DATASET EXTRACT
=-=-=-=-=
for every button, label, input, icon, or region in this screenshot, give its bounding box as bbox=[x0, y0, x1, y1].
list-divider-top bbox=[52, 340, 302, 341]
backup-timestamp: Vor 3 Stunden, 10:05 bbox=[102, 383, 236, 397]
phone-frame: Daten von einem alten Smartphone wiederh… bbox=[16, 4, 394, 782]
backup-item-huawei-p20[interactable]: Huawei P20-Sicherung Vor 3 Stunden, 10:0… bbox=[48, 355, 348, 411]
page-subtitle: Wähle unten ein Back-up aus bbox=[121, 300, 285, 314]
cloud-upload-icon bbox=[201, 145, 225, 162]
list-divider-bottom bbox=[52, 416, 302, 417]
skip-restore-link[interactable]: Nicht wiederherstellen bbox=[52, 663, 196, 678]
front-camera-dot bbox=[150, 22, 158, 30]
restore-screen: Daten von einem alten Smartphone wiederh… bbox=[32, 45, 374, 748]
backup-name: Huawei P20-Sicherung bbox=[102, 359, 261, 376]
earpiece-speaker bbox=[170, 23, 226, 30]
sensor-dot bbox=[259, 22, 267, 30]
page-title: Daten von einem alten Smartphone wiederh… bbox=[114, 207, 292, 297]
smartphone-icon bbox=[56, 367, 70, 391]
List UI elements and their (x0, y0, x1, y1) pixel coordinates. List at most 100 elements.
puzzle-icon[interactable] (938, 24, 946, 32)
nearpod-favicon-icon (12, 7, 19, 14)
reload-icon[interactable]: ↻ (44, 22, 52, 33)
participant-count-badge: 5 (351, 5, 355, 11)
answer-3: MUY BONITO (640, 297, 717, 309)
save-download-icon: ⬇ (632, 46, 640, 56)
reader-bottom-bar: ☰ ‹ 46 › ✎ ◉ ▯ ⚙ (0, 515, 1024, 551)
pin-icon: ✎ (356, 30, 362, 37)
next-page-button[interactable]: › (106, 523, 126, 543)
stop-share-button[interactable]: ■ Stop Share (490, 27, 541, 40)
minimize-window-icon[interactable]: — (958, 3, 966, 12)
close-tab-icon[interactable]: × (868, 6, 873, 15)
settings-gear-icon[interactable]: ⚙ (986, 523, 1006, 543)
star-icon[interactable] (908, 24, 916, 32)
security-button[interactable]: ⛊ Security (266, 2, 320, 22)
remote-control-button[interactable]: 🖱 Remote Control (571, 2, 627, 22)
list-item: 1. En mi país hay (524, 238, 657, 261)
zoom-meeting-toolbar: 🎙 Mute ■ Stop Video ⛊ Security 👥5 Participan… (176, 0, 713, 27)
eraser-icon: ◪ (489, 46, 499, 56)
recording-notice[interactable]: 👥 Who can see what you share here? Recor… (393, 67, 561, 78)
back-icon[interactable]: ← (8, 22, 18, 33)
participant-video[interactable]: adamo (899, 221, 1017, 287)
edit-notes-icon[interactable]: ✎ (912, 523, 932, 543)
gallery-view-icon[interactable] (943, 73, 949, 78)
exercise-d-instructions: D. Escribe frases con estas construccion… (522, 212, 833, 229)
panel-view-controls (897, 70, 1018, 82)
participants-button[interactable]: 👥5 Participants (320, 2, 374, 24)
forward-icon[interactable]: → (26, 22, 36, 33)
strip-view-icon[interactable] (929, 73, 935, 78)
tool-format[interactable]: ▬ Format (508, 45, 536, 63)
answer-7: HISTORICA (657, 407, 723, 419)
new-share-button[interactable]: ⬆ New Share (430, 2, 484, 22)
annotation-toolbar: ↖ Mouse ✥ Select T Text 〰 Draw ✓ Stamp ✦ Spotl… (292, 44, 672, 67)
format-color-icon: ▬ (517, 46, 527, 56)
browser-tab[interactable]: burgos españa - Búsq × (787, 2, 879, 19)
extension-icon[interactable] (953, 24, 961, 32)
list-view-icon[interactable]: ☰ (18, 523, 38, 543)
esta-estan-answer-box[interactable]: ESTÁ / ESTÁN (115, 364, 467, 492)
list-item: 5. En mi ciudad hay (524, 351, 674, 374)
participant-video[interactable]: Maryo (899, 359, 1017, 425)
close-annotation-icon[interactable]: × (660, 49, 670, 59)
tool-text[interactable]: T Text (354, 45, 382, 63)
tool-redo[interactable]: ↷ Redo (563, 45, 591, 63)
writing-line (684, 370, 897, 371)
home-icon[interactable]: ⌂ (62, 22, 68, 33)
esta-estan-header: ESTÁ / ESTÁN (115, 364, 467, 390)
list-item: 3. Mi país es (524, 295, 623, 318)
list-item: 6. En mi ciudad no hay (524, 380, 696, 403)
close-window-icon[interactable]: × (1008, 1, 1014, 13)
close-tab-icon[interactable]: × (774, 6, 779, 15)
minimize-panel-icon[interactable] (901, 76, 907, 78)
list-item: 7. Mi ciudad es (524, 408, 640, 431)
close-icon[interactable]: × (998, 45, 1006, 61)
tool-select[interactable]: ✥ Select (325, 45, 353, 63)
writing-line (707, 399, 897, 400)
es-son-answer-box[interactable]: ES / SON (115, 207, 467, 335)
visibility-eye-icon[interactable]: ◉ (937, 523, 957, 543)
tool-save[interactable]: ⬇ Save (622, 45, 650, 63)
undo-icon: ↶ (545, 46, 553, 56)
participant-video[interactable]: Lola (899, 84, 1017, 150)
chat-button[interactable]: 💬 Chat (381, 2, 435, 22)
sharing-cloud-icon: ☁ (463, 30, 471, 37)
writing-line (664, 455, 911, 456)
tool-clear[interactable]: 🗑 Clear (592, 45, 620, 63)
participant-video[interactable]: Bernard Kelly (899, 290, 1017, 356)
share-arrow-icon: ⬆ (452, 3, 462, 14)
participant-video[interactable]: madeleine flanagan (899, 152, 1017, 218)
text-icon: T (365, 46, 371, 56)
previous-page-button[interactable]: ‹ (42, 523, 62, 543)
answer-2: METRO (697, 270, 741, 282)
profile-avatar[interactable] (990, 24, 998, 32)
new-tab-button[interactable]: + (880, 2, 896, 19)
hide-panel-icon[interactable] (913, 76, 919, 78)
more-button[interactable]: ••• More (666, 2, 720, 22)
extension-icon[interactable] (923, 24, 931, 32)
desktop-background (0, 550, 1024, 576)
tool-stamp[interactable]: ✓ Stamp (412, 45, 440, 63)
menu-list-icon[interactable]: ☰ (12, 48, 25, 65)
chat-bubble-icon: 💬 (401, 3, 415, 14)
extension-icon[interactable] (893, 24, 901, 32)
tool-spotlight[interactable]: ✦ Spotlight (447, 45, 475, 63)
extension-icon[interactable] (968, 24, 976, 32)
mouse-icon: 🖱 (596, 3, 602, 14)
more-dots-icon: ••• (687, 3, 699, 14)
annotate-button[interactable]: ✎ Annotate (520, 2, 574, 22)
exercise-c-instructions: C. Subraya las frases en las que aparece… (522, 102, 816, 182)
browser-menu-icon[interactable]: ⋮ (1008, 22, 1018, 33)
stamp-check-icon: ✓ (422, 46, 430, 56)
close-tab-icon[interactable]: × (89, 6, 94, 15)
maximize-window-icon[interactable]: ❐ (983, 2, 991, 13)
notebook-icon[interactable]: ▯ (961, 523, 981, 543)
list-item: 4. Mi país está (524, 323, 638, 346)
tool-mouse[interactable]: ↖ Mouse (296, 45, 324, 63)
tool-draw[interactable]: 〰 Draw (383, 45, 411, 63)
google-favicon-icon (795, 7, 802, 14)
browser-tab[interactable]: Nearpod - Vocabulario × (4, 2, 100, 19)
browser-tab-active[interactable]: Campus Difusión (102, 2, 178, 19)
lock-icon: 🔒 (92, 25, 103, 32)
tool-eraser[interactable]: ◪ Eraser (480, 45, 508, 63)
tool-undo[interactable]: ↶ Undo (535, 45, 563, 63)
=-=-=-=-=
THE EXERCISE
Could you return every line of the material above, character for character and in the same order, with nothing added or left out?

THE RESPONSE
for every button, label, input, icon, or region in this screenshot, give its bounding box as bbox=[x0, y0, x1, y1].
list-divider-top bbox=[52, 340, 302, 341]
backup-timestamp: Vor 3 Stunden, 10:05 bbox=[102, 383, 236, 397]
phone-frame: Daten von einem alten Smartphone wiederh… bbox=[16, 4, 394, 782]
backup-item-huawei-p20[interactable]: Huawei P20-Sicherung Vor 3 Stunden, 10:0… bbox=[48, 355, 348, 411]
page-subtitle: Wähle unten ein Back-up aus bbox=[121, 300, 285, 314]
cloud-upload-icon bbox=[201, 145, 225, 162]
list-divider-bottom bbox=[52, 416, 302, 417]
skip-restore-link[interactable]: Nicht wiederherstellen bbox=[52, 663, 196, 678]
front-camera-dot bbox=[150, 22, 158, 30]
restore-screen: Daten von einem alten Smartphone wiederh… bbox=[32, 45, 374, 748]
backup-name: Huawei P20-Sicherung bbox=[102, 359, 261, 376]
earpiece-speaker bbox=[170, 23, 226, 30]
sensor-dot bbox=[259, 22, 267, 30]
page-title: Daten von einem alten Smartphone wiederh… bbox=[114, 207, 292, 297]
smartphone-icon bbox=[56, 367, 70, 391]
List UI elements and their (x0, y0, x1, y1) pixel coordinates. List at most 100 elements.
puzzle-icon[interactable] (938, 24, 946, 32)
nearpod-favicon-icon (12, 7, 19, 14)
reload-icon[interactable]: ↻ (44, 22, 52, 33)
participant-count-badge: 5 (351, 5, 355, 11)
answer-3: MUY BONITO (640, 297, 717, 309)
save-download-icon: ⬇ (632, 46, 640, 56)
reader-bottom-bar: ☰ ‹ 46 › ✎ ◉ ▯ ⚙ (0, 515, 1024, 551)
pin-icon: ✎ (356, 30, 362, 37)
next-page-button[interactable]: › (106, 523, 126, 543)
stop-share-button[interactable]: ■ Stop Share (490, 27, 541, 40)
minimize-window-icon[interactable]: — (958, 3, 966, 12)
close-tab-icon[interactable]: × (868, 6, 873, 15)
settings-gear-icon[interactable]: ⚙ (986, 523, 1006, 543)
star-icon[interactable] (908, 24, 916, 32)
security-button[interactable]: ⛊ Security (266, 2, 320, 22)
remote-control-button[interactable]: 🖱 Remote Control (571, 2, 627, 22)
list-item: 1. En mi país hay (524, 238, 657, 261)
zoom-meeting-toolbar: 🎙 Mute ■ Stop Video ⛊ Security 👥5 Participan… (176, 0, 713, 27)
eraser-icon: ◪ (489, 46, 499, 56)
recording-notice[interactable]: 👥 Who can see what you share here? Recor… (393, 67, 561, 78)
back-icon[interactable]: ← (8, 22, 18, 33)
participant-video[interactable]: adamo (899, 221, 1017, 287)
edit-notes-icon[interactable]: ✎ (912, 523, 932, 543)
gallery-view-icon[interactable] (943, 73, 949, 78)
exercise-d-instructions: D. Escribe frases con estas construccion… (522, 212, 833, 229)
panel-view-controls (897, 70, 1018, 82)
participants-button[interactable]: 👥5 Participants (320, 2, 374, 24)
forward-icon[interactable]: → (26, 22, 36, 33)
strip-view-icon[interactable] (929, 73, 935, 78)
tool-format[interactable]: ▬ Format (508, 45, 536, 63)
answer-7: HISTORICA (657, 407, 723, 419)
new-share-button[interactable]: ⬆ New Share (430, 2, 484, 22)
annotation-toolbar: ↖ Mouse ✥ Select T Text 〰 Draw ✓ Stamp ✦ Spotl… (292, 44, 672, 67)
format-color-icon: ▬ (517, 46, 527, 56)
browser-tab[interactable]: burgos españa - Búsq × (787, 2, 879, 19)
extension-icon[interactable] (953, 24, 961, 32)
list-view-icon[interactable]: ☰ (18, 523, 38, 543)
esta-estan-answer-box[interactable]: ESTÁ / ESTÁN (115, 364, 467, 492)
list-item: 5. En mi ciudad hay (524, 351, 674, 374)
participant-video[interactable]: Maryo (899, 359, 1017, 425)
close-annotation-icon[interactable]: × (660, 49, 670, 59)
tool-text[interactable]: T Text (354, 45, 382, 63)
tool-redo[interactable]: ↷ Redo (563, 45, 591, 63)
writing-line (684, 370, 897, 371)
home-icon[interactable]: ⌂ (62, 22, 68, 33)
esta-estan-header: ESTÁ / ESTÁN (115, 364, 467, 390)
list-item: 3. Mi país es (524, 295, 623, 318)
list-item: 6. En mi ciudad no hay (524, 380, 696, 403)
close-window-icon[interactable]: × (1008, 1, 1014, 13)
close-tab-icon[interactable]: × (774, 6, 779, 15)
minimize-panel-icon[interactable] (901, 76, 907, 78)
list-item: 7. Mi ciudad es (524, 408, 640, 431)
close-icon[interactable]: × (998, 45, 1006, 61)
tool-select[interactable]: ✥ Select (325, 45, 353, 63)
writing-line (707, 399, 897, 400)
es-son-answer-box[interactable]: ES / SON (115, 207, 467, 335)
visibility-eye-icon[interactable]: ◉ (937, 523, 957, 543)
tool-save[interactable]: ⬇ Save (622, 45, 650, 63)
undo-icon: ↶ (545, 46, 553, 56)
participant-video[interactable]: Lola (899, 84, 1017, 150)
chat-button[interactable]: 💬 Chat (381, 2, 435, 22)
sharing-cloud-icon: ☁ (463, 30, 471, 37)
writing-line (664, 455, 911, 456)
tool-clear[interactable]: 🗑 Clear (592, 45, 620, 63)
participant-video[interactable]: Bernard Kelly (899, 290, 1017, 356)
share-arrow-icon: ⬆ (452, 3, 462, 14)
participant-video[interactable]: madeleine flanagan (899, 152, 1017, 218)
text-icon: T (365, 46, 371, 56)
previous-page-button[interactable]: ‹ (42, 523, 62, 543)
answer-2: METRO (697, 270, 741, 282)
profile-avatar[interactable] (990, 24, 998, 32)
new-tab-button[interactable]: + (880, 2, 896, 19)
hide-panel-icon[interactable] (913, 76, 919, 78)
more-button[interactable]: ••• More (666, 2, 720, 22)
extension-icon[interactable] (923, 24, 931, 32)
desktop-background (0, 550, 1024, 576)
tool-stamp[interactable]: ✓ Stamp (412, 45, 440, 63)
menu-list-icon[interactable]: ☰ (12, 48, 25, 65)
chat-bubble-icon: 💬 (401, 3, 415, 14)
extension-icon[interactable] (893, 24, 901, 32)
tool-spotlight[interactable]: ✦ Spotlight (447, 45, 475, 63)
extension-icon[interactable] (968, 24, 976, 32)
mouse-icon: 🖱 (596, 3, 602, 14)
more-dots-icon: ••• (687, 3, 699, 14)
annotate-button[interactable]: ✎ Annotate (520, 2, 574, 22)
exercise-c-instructions: C. Subraya las frases en las que aparece… (522, 102, 816, 182)
browser-menu-icon[interactable]: ⋮ (1008, 22, 1018, 33)
stamp-check-icon: ✓ (422, 46, 430, 56)
close-tab-icon[interactable]: × (89, 6, 94, 15)
maximize-window-icon[interactable]: ❐ (983, 2, 991, 13)
notebook-icon[interactable]: ▯ (961, 523, 981, 543)
list-item: 4. Mi país está (524, 323, 638, 346)
tool-mouse[interactable]: ↖ Mouse (296, 45, 324, 63)
tool-draw[interactable]: 〰 Draw (383, 45, 411, 63)
google-favicon-icon (795, 7, 802, 14)
browser-tab[interactable]: Nearpod - Vocabulario × (4, 2, 100, 19)
browser-tab-active[interactable]: Campus Difusión (102, 2, 178, 19)
lock-icon: 🔒 (92, 25, 103, 32)
tool-eraser[interactable]: ◪ Eraser (480, 45, 508, 63)
tool-undo[interactable]: ↶ Undo (535, 45, 563, 63)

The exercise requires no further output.